Pick out each line containing the string "name" and copy it.

** BEGIN **

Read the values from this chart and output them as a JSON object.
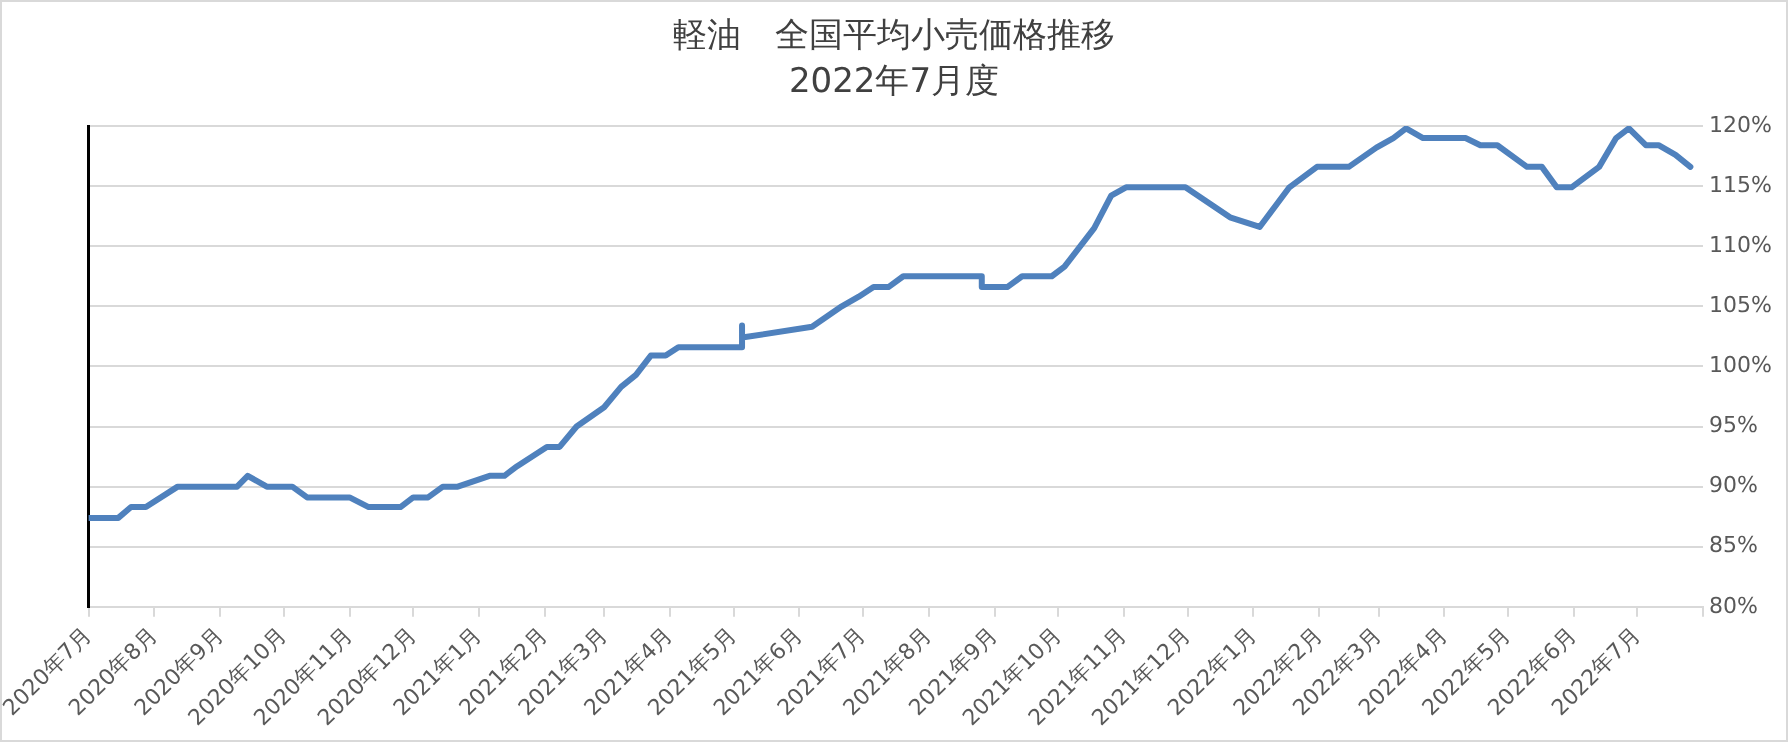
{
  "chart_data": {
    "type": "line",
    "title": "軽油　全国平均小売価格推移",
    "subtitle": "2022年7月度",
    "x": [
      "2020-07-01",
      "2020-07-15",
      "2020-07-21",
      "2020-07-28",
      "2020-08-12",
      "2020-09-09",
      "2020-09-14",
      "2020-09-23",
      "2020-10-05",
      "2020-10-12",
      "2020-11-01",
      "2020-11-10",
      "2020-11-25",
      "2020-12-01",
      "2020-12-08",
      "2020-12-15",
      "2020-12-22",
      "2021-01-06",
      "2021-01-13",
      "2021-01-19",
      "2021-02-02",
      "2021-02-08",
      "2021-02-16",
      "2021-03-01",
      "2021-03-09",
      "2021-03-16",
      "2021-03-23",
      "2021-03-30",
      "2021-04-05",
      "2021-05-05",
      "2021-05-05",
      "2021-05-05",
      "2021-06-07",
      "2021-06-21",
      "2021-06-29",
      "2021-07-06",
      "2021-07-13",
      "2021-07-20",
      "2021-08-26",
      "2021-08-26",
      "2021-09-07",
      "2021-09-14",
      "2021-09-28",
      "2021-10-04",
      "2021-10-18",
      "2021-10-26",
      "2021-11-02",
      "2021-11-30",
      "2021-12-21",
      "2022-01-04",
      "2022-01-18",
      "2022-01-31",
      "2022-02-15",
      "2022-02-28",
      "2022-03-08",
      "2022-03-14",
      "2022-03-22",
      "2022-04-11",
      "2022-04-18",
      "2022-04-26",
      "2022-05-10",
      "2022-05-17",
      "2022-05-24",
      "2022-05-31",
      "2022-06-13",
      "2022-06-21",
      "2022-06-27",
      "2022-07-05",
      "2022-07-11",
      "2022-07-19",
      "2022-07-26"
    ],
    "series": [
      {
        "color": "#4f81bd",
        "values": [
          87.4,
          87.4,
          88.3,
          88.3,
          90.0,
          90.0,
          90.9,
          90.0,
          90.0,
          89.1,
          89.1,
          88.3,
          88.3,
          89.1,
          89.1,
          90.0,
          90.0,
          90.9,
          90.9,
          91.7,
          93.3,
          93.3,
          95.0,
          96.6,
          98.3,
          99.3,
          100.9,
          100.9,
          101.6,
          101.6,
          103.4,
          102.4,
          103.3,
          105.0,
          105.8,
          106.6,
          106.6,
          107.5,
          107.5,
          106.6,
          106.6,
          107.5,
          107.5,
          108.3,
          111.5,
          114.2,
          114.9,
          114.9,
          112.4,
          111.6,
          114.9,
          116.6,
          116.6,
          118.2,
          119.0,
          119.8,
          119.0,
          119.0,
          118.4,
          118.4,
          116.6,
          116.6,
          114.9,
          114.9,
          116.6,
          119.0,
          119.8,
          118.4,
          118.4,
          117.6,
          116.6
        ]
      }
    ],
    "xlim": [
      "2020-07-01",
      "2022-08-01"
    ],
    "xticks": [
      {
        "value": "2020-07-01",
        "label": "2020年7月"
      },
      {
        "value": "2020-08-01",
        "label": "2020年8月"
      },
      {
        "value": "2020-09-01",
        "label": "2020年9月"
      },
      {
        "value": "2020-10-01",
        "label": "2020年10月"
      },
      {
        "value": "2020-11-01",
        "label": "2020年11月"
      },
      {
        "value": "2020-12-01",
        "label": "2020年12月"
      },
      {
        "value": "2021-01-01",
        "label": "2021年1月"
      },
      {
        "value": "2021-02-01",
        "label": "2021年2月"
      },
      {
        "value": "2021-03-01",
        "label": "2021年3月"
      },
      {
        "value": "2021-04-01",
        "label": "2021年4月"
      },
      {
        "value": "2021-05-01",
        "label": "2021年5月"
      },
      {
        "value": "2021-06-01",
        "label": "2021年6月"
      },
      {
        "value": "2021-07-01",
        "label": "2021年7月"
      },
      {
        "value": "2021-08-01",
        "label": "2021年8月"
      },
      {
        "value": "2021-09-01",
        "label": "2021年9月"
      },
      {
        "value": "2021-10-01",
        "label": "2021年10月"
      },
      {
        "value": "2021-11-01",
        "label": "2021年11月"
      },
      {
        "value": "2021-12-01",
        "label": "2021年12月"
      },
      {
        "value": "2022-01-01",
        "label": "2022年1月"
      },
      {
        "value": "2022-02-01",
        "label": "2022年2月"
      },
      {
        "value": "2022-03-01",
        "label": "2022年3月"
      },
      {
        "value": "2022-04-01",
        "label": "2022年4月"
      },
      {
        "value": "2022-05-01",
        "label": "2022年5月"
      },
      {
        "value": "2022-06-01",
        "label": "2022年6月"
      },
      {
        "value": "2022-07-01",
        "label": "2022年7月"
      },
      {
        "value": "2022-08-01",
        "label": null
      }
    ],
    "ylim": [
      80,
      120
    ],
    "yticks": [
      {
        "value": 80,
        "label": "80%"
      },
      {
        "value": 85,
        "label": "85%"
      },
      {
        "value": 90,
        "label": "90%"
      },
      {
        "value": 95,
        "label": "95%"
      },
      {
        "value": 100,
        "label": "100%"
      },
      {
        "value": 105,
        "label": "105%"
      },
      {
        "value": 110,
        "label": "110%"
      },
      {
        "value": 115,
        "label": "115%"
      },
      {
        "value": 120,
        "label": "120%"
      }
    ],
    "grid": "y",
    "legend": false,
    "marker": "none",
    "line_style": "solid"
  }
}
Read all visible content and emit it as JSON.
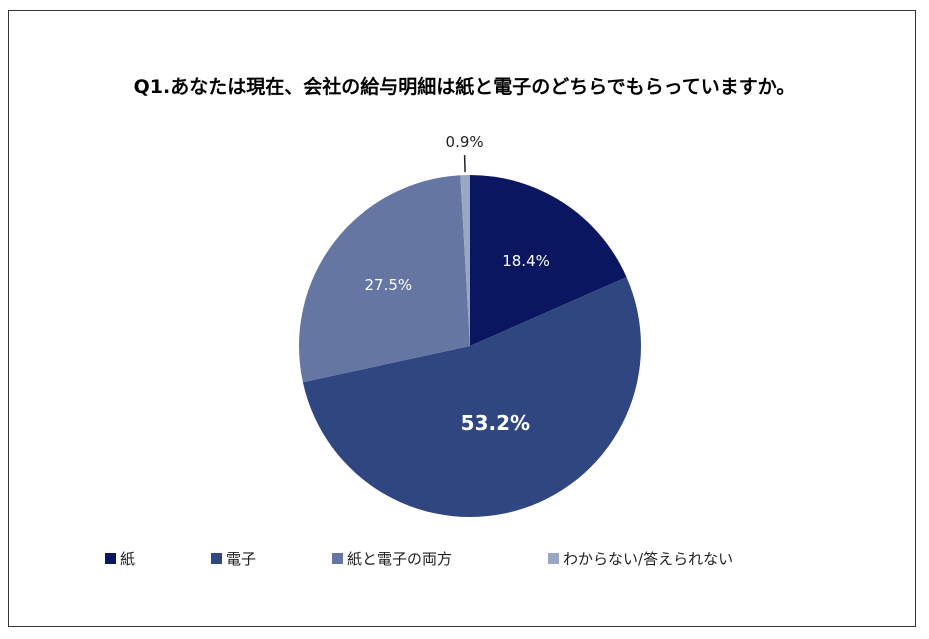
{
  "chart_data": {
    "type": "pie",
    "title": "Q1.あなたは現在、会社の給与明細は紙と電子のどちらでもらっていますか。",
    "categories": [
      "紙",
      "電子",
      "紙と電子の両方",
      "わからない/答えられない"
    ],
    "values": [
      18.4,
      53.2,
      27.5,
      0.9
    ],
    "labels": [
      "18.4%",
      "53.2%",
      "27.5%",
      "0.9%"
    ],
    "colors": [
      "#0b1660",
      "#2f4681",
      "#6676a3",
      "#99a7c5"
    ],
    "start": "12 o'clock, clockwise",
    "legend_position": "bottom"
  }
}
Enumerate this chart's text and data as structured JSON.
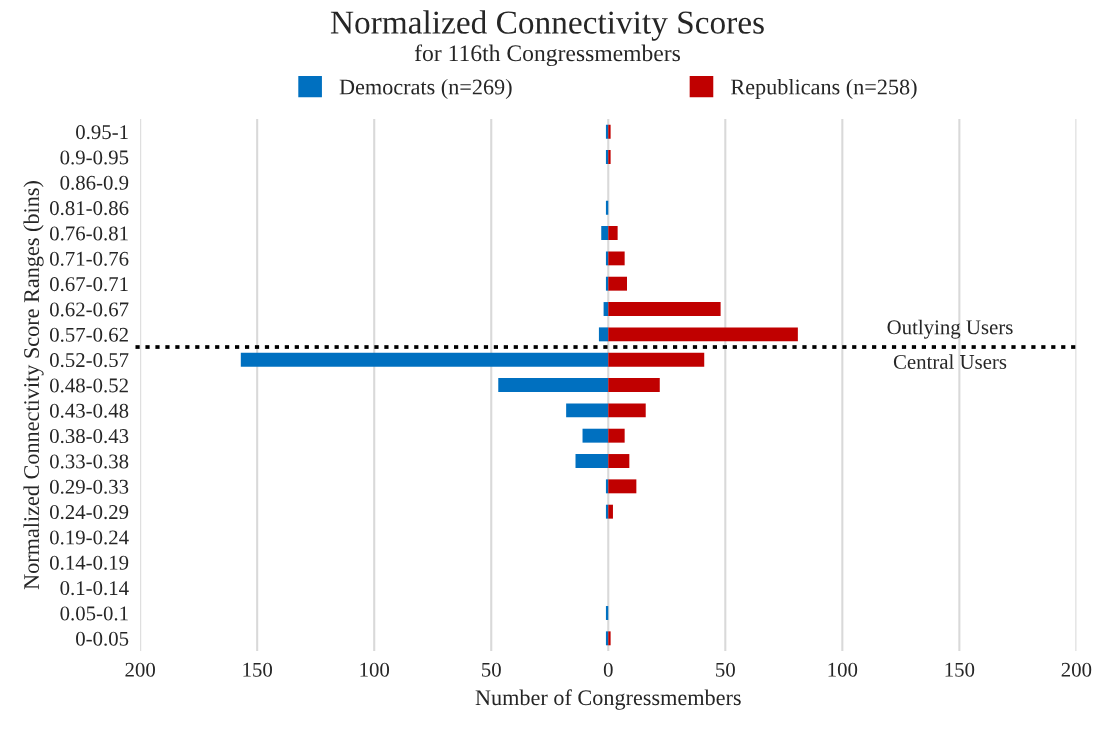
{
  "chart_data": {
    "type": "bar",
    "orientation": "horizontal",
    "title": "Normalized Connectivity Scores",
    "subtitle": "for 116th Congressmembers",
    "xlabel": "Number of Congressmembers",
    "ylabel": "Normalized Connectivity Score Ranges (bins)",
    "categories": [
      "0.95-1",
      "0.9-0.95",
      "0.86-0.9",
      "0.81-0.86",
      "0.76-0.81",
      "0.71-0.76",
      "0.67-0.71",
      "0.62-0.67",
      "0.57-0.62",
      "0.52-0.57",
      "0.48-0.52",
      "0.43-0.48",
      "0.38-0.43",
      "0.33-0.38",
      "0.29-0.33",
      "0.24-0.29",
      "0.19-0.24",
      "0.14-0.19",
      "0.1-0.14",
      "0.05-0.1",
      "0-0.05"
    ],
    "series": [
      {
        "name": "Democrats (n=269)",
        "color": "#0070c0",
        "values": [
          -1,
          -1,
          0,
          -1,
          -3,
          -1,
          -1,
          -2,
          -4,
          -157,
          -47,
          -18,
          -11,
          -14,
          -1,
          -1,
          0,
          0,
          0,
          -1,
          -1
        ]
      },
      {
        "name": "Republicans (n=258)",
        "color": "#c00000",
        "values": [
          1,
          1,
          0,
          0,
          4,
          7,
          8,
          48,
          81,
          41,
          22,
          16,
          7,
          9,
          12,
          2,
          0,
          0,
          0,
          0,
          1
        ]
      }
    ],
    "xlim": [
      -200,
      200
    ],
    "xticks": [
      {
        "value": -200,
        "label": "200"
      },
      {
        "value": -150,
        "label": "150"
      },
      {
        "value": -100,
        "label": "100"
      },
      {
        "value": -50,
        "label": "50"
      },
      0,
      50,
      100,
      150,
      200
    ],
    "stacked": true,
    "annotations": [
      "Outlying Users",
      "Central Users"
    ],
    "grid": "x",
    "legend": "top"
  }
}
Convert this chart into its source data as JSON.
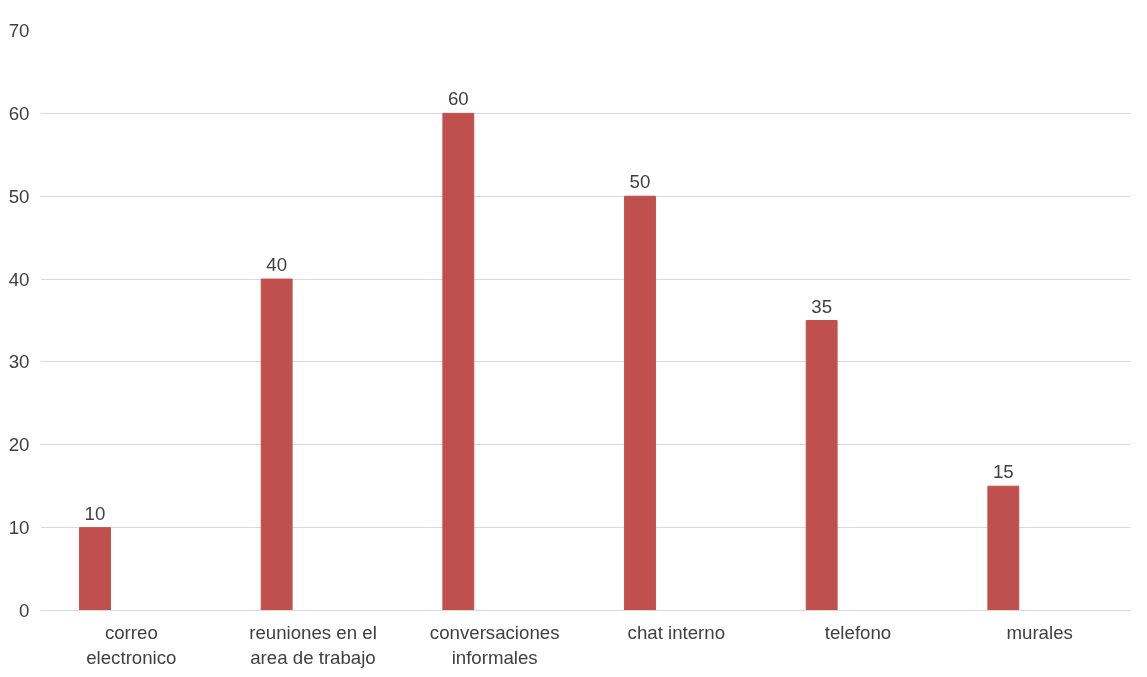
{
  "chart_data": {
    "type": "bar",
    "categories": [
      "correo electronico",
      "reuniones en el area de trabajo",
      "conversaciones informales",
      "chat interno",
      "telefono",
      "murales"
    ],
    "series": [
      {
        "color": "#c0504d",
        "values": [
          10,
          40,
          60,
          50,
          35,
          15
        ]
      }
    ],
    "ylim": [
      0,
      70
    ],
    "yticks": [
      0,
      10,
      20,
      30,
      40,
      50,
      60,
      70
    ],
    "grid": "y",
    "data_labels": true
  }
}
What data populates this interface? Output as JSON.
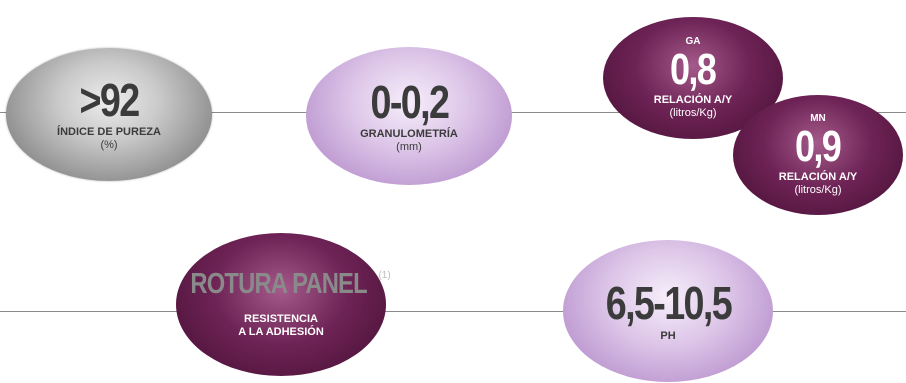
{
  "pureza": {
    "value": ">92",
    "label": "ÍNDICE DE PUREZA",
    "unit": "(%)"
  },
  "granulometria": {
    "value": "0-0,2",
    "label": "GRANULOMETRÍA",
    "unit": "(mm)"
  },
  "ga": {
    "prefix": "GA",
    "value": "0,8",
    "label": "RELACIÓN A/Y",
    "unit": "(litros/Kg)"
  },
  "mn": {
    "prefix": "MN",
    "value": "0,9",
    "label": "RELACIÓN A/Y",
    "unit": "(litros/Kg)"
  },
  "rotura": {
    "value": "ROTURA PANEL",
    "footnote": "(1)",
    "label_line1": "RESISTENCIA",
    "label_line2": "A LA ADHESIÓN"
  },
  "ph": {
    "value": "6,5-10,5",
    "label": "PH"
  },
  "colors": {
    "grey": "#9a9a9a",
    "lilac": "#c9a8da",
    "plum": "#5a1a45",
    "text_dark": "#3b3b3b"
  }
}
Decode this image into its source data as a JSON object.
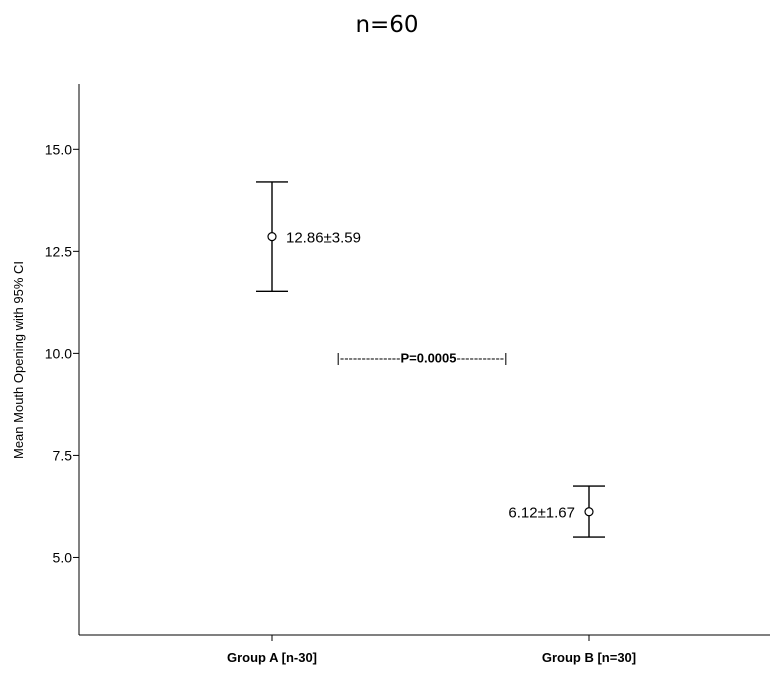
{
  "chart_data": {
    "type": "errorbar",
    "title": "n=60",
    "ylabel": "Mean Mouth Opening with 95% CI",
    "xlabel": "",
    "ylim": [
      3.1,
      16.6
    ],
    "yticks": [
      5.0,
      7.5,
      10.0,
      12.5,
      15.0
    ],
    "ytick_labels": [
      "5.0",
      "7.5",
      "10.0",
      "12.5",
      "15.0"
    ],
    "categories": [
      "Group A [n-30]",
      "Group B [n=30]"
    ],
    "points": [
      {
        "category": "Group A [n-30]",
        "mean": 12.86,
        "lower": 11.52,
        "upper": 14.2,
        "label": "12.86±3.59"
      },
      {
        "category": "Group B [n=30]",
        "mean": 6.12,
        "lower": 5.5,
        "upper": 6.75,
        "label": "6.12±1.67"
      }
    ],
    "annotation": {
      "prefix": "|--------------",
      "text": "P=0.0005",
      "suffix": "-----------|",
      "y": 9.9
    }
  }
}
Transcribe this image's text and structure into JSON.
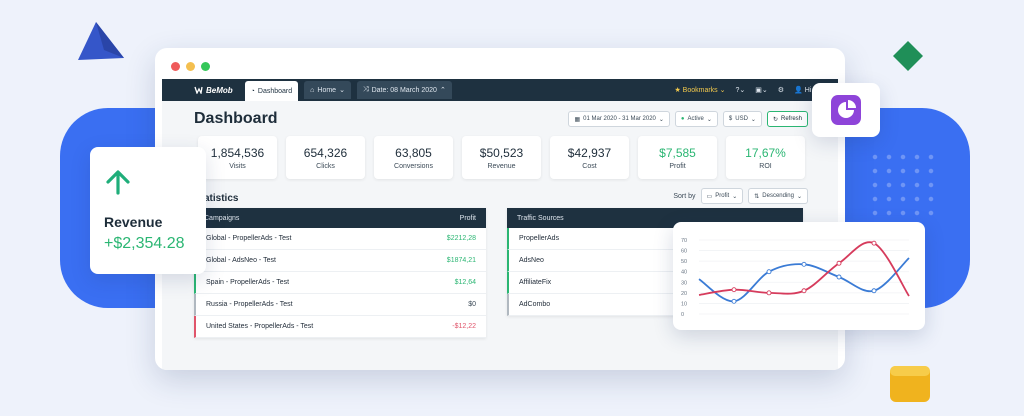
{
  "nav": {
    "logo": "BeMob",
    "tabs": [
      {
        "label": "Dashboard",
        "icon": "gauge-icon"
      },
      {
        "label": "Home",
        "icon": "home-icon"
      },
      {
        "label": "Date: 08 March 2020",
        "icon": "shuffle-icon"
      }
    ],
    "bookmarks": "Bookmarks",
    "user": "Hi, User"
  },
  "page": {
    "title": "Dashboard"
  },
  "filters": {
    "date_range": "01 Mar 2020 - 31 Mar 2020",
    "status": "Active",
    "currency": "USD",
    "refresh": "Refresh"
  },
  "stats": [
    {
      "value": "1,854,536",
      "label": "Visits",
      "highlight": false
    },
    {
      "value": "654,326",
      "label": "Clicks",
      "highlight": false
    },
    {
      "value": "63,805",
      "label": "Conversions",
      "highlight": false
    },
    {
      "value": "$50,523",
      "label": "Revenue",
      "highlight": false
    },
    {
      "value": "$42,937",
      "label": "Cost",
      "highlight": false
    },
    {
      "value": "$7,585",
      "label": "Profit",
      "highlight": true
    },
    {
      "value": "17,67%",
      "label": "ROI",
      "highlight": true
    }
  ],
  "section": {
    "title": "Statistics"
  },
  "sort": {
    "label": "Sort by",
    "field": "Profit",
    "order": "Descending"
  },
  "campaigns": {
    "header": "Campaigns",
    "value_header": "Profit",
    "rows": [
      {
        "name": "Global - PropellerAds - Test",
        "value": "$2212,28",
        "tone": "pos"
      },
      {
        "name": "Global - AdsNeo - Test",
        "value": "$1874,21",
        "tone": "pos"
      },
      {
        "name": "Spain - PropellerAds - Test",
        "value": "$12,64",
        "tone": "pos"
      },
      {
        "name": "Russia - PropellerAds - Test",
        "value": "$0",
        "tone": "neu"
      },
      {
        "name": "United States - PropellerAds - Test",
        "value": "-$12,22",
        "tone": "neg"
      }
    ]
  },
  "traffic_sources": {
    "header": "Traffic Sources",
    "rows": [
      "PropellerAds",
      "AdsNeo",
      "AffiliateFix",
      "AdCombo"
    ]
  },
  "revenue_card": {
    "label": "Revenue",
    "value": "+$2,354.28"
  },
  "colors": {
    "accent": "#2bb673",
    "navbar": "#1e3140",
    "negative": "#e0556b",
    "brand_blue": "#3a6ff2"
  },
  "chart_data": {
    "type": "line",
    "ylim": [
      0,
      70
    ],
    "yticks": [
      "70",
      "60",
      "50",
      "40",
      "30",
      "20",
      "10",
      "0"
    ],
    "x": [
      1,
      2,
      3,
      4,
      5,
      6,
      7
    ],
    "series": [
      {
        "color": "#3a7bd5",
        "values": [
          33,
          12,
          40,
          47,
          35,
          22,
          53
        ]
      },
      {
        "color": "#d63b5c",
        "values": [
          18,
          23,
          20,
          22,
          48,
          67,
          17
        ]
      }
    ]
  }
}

** END **

Written response -
        "name": "Democrats (n=269)",
        "name": "Republicans (n=258)",
        "name": "Global - PropellerAds - Test",
        "name": "Global - AdsNeo - Test",
        "name": "Spain - PropellerAds - Test",
        "name": "Russia - PropellerAds - Test",
        "name": "United States - PropellerAds - Test",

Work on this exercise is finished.